>> Begin PROVIDED INFORMATION
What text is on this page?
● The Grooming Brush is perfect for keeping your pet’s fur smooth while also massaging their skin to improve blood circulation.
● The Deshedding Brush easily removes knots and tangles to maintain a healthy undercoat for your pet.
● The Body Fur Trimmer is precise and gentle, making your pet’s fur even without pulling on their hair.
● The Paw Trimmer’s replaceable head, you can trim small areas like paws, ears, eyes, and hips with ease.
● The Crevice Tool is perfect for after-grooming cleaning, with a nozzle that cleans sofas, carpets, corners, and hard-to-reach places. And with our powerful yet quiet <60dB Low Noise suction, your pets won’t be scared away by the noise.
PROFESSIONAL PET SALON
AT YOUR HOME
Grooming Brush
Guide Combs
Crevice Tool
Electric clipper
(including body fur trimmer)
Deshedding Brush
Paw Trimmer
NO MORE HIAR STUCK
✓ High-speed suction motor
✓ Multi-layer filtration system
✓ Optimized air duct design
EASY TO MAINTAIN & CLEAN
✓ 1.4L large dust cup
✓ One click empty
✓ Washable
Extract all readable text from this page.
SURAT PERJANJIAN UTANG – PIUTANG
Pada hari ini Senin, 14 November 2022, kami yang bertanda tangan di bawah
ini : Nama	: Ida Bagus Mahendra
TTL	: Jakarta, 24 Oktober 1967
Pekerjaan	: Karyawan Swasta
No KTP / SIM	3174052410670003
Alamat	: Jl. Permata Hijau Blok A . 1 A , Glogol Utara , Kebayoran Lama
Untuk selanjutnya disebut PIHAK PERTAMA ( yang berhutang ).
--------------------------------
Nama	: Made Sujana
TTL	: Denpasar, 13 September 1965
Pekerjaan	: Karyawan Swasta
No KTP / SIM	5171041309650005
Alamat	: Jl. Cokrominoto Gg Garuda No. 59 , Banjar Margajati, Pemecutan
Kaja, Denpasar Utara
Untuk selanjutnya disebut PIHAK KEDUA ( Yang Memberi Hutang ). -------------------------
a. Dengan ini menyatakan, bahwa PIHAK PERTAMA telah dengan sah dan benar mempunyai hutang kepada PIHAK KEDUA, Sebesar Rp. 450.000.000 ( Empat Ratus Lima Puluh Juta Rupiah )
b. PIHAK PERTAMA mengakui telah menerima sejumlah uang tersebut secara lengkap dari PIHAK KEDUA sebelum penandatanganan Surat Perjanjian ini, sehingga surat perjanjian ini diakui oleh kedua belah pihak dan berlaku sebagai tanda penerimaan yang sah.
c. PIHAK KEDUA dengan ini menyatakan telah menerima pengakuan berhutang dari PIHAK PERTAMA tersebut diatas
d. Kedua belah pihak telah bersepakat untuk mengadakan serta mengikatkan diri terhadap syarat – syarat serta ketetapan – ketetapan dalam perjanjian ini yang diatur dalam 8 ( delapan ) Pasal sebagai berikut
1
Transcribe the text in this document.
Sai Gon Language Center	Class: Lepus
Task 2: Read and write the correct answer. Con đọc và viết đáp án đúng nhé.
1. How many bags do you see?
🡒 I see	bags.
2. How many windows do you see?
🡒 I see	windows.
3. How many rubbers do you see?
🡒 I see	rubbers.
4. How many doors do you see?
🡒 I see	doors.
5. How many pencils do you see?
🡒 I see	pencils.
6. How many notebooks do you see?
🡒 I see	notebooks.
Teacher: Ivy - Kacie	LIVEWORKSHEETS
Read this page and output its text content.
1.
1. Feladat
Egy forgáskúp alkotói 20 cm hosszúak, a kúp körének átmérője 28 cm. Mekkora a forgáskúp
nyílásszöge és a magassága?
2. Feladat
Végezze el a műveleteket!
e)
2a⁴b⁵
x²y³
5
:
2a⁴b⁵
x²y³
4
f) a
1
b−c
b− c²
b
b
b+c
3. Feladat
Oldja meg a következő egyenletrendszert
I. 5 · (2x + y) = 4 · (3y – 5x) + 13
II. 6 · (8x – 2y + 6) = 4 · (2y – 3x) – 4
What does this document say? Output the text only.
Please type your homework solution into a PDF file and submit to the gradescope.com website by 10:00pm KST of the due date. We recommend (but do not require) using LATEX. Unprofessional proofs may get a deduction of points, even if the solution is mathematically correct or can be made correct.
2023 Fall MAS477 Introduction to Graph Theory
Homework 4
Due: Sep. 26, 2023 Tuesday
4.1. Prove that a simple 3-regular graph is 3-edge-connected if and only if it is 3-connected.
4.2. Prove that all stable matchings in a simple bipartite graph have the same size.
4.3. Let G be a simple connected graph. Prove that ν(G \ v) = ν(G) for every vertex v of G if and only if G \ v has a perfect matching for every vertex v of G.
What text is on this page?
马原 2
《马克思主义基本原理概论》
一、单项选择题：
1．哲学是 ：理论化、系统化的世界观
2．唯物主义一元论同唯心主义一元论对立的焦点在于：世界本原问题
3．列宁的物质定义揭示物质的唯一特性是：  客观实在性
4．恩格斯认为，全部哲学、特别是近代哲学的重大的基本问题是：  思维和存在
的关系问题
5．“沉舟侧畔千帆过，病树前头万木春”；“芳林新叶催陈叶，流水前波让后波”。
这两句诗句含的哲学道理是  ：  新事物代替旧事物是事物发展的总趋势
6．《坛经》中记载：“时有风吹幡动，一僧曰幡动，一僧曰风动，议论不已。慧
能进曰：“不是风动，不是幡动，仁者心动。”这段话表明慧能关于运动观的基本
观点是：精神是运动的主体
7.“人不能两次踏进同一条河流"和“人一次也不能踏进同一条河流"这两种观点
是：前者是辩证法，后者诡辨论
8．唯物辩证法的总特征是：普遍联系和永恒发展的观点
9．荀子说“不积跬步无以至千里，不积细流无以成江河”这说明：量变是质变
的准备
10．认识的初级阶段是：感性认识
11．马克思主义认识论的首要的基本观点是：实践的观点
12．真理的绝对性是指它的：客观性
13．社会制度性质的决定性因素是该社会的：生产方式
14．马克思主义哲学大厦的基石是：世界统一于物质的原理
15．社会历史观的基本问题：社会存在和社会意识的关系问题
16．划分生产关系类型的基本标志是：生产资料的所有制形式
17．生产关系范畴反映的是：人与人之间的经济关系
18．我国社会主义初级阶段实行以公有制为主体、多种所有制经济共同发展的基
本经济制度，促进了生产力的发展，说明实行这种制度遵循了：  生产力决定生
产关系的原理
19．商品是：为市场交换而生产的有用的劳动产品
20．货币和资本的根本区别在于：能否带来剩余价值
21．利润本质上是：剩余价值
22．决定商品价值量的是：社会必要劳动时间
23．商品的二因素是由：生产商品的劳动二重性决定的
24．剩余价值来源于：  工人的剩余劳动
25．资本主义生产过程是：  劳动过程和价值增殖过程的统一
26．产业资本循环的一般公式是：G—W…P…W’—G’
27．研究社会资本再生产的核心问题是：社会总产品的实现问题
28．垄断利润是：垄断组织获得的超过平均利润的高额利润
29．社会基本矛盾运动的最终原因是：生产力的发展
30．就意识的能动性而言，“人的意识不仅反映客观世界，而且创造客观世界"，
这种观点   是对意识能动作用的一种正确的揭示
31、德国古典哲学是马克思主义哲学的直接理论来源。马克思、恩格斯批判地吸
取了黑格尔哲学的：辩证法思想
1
>> End PROVIDED INFORMATION
- [EXERCISE]: Each line from the one containing "What does this" to the final line of the entries above must be returned exactly, and no other line may appear.

- [EXERCISE RESULT]:
What does this document say? Output the text only.
Please type your homework solution into a PDF file and submit to the gradescope.com website by 10:00pm KST of the due date. We recommend (but do not require) using LATEX. Unprofessional proofs may get a deduction of points, even if the solution is mathematically correct or can be made correct.
2023 Fall MAS477 Introduction to Graph Theory
Homework 4
Due: Sep. 26, 2023 Tuesday
4.1. Prove that a simple 3-regular graph is 3-edge-connected if and only if it is 3-connected.
4.2. Prove that all stable matchings in a simple bipartite graph have the same size.
4.3. Let G be a simple connected graph. Prove that ν(G \ v) = ν(G) for every vertex v of G if and only if G \ v has a perfect matching for every vertex v of G.
What text is on this page?
马原 2
《马克思主义基本原理概论》
一、单项选择题：
1．哲学是 ：理论化、系统化的世界观
2．唯物主义一元论同唯心主义一元论对立的焦点在于：世界本原问题
3．列宁的物质定义揭示物质的唯一特性是：  客观实在性
4．恩格斯认为，全部哲学、特别是近代哲学的重大的基本问题是：  思维和存在
的关系问题
5．“沉舟侧畔千帆过，病树前头万木春”；“芳林新叶催陈叶，流水前波让后波”。
这两句诗句含的哲学道理是  ：  新事物代替旧事物是事物发展的总趋势
6．《坛经》中记载：“时有风吹幡动，一僧曰幡动，一僧曰风动，议论不已。慧
能进曰：“不是风动，不是幡动，仁者心动。”这段话表明慧能关于运动观的基本
观点是：精神是运动的主体
7.“人不能两次踏进同一条河流"和“人一次也不能踏进同一条河流"这两种观点
是：前者是辩证法，后者诡辨论
8．唯物辩证法的总特征是：普遍联系和永恒发展的观点
9．荀子说“不积跬步无以至千里，不积细流无以成江河”这说明：量变是质变
的准备
10．认识的初级阶段是：感性认识
11．马克思主义认识论的首要的基本观点是：实践的观点
12．真理的绝对性是指它的：客观性
13．社会制度性质的决定性因素是该社会的：生产方式
14．马克思主义哲学大厦的基石是：世界统一于物质的原理
15．社会历史观的基本问题：社会存在和社会意识的关系问题
16．划分生产关系类型的基本标志是：生产资料的所有制形式
17．生产关系范畴反映的是：人与人之间的经济关系
18．我国社会主义初级阶段实行以公有制为主体、多种所有制经济共同发展的基
本经济制度，促进了生产力的发展，说明实行这种制度遵循了：  生产力决定生
产关系的原理
19．商品是：为市场交换而生产的有用的劳动产品
20．货币和资本的根本区别在于：能否带来剩余价值
21．利润本质上是：剩余价值
22．决定商品价值量的是：社会必要劳动时间
23．商品的二因素是由：生产商品的劳动二重性决定的
24．剩余价值来源于：  工人的剩余劳动
25．资本主义生产过程是：  劳动过程和价值增殖过程的统一
26．产业资本循环的一般公式是：G—W…P…W’—G’
27．研究社会资本再生产的核心问题是：社会总产品的实现问题
28．垄断利润是：垄断组织获得的超过平均利润的高额利润
29．社会基本矛盾运动的最终原因是：生产力的发展
30．就意识的能动性而言，“人的意识不仅反映客观世界，而且创造客观世界"，
这种观点   是对意识能动作用的一种正确的揭示
31、德国古典哲学是马克思主义哲学的直接理论来源。马克思、恩格斯批判地吸
取了黑格尔哲学的：辩证法思想
1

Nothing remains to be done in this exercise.